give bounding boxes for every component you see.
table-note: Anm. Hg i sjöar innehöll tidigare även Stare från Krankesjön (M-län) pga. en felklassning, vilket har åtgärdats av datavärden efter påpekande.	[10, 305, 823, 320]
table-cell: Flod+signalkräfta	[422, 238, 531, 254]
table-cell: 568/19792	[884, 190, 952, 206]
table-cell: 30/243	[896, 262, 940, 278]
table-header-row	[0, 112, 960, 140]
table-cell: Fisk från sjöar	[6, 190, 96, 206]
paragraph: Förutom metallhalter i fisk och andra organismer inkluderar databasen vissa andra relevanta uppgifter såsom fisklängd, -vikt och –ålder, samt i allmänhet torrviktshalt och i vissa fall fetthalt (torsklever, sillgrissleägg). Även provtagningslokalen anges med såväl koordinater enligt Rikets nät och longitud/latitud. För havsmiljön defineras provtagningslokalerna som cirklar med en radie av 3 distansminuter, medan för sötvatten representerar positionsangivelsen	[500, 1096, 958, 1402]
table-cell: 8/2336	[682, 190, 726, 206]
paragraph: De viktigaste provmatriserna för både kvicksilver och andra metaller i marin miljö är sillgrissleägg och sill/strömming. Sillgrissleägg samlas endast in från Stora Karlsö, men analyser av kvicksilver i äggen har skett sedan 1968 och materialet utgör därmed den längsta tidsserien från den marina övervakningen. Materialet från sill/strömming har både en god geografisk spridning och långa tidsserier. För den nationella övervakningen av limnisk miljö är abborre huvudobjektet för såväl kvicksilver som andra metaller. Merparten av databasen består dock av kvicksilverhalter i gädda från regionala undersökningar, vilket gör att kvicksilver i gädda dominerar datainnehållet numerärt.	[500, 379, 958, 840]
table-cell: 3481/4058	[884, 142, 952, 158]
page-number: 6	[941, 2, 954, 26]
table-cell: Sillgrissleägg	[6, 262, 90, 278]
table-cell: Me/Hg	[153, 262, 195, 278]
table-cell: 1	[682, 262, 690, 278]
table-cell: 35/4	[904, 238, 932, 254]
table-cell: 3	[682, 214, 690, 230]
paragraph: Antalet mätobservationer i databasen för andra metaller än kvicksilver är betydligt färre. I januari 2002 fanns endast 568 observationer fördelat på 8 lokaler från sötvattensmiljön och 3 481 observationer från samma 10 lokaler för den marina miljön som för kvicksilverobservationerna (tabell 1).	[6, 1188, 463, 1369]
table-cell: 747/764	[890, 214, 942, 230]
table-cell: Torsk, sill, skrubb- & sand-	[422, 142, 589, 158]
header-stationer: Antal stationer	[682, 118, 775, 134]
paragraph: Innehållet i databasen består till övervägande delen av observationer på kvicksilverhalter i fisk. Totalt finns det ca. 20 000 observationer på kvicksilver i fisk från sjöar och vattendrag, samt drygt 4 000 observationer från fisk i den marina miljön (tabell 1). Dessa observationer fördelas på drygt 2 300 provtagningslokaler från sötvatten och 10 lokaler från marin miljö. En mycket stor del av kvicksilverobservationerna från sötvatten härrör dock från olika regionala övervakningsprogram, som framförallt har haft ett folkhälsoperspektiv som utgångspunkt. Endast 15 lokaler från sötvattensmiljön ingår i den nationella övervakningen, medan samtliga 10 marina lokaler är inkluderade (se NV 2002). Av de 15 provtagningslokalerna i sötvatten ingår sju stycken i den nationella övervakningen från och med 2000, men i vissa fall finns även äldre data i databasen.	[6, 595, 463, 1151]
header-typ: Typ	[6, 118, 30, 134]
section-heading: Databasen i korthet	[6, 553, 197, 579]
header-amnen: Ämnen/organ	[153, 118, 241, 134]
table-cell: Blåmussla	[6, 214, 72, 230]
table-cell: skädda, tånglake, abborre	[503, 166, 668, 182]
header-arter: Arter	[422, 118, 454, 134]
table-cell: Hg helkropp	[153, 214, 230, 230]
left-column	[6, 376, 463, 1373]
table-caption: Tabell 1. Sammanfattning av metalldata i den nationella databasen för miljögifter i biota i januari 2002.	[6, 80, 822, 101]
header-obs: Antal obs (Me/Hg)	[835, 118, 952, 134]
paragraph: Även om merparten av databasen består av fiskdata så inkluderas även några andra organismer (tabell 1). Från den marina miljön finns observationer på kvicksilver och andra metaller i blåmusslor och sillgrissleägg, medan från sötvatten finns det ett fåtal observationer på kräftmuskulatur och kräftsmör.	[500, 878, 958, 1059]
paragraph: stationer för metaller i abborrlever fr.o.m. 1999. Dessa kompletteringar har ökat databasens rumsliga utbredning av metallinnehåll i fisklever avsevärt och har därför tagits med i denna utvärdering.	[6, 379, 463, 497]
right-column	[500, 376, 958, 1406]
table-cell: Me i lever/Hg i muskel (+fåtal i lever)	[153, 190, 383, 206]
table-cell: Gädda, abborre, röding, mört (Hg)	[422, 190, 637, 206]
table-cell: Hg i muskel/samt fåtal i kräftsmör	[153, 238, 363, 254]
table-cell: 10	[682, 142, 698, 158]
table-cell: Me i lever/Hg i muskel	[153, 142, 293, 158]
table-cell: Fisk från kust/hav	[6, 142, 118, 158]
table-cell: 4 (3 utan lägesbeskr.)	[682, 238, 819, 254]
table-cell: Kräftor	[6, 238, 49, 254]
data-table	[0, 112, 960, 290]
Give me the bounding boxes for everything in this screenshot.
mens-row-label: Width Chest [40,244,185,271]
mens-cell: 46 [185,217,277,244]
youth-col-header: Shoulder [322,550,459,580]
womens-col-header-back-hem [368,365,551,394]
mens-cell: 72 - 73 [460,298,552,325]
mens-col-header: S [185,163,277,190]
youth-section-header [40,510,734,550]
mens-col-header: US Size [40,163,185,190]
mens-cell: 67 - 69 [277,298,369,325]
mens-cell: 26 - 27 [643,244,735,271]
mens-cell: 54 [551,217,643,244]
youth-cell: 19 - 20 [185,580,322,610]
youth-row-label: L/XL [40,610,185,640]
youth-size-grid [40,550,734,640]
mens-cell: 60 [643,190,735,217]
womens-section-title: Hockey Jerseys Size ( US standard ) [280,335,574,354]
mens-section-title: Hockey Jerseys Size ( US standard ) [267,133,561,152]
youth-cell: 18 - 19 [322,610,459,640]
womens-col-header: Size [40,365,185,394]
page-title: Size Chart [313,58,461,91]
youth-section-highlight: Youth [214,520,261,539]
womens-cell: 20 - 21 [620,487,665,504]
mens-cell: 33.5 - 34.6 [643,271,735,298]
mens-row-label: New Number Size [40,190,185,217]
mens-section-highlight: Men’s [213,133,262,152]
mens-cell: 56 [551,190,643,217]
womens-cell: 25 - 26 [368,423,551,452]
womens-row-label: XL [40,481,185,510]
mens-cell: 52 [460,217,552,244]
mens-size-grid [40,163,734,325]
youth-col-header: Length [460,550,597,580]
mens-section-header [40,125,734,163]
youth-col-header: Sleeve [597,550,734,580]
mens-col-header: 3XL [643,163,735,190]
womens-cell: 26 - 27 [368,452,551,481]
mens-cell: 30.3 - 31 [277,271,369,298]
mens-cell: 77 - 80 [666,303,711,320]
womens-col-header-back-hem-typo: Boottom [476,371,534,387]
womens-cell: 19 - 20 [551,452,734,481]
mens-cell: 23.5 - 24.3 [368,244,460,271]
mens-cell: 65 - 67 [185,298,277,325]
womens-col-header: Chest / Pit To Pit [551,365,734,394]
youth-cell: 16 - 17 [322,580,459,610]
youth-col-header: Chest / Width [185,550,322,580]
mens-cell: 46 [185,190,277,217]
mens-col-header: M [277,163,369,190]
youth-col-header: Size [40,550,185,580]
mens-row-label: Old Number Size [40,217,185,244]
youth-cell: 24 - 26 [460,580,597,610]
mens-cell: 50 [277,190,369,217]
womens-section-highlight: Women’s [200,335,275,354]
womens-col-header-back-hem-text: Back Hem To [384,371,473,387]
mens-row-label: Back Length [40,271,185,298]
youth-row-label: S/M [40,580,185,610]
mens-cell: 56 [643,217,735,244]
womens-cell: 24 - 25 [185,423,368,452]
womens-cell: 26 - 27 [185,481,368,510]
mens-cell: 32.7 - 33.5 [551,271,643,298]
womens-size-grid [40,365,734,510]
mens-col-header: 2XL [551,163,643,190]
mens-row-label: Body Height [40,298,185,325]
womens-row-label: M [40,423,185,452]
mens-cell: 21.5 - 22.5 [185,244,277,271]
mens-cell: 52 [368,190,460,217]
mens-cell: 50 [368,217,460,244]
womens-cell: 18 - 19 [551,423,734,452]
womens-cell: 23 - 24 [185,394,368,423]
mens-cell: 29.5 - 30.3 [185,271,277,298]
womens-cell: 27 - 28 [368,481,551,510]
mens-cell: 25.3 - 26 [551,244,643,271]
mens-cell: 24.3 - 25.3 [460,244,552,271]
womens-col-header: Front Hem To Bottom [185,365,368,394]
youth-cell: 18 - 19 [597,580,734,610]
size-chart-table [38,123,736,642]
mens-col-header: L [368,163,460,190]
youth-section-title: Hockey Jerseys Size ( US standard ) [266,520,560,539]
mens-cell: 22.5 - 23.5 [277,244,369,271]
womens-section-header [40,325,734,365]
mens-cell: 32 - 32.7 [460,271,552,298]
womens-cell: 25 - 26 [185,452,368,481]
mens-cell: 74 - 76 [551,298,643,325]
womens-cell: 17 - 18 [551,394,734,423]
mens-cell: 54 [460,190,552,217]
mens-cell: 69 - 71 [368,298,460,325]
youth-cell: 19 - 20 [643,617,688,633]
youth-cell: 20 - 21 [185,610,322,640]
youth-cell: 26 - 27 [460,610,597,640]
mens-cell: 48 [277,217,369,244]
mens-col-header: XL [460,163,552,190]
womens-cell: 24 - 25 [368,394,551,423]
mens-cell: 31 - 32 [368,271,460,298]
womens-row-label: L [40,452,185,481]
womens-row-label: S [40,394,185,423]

+-------+

WORK TO DO: Copy, unchanged, the lines of the listing above from its first line through the line containing "112, 960, 140]", including both of them.

RESPONSE:
give bounding boxes for every component you see.
table-note: Anm. Hg i sjöar innehöll tidigare även Stare från Krankesjön (M-län) pga. en felklassning, vilket har åtgärdats av datavärden efter påpekande.	[10, 305, 823, 320]
table-cell: Flod+signalkräfta	[422, 238, 531, 254]
table-cell: 568/19792	[884, 190, 952, 206]
table-cell: 30/243	[896, 262, 940, 278]
table-header-row	[0, 112, 960, 140]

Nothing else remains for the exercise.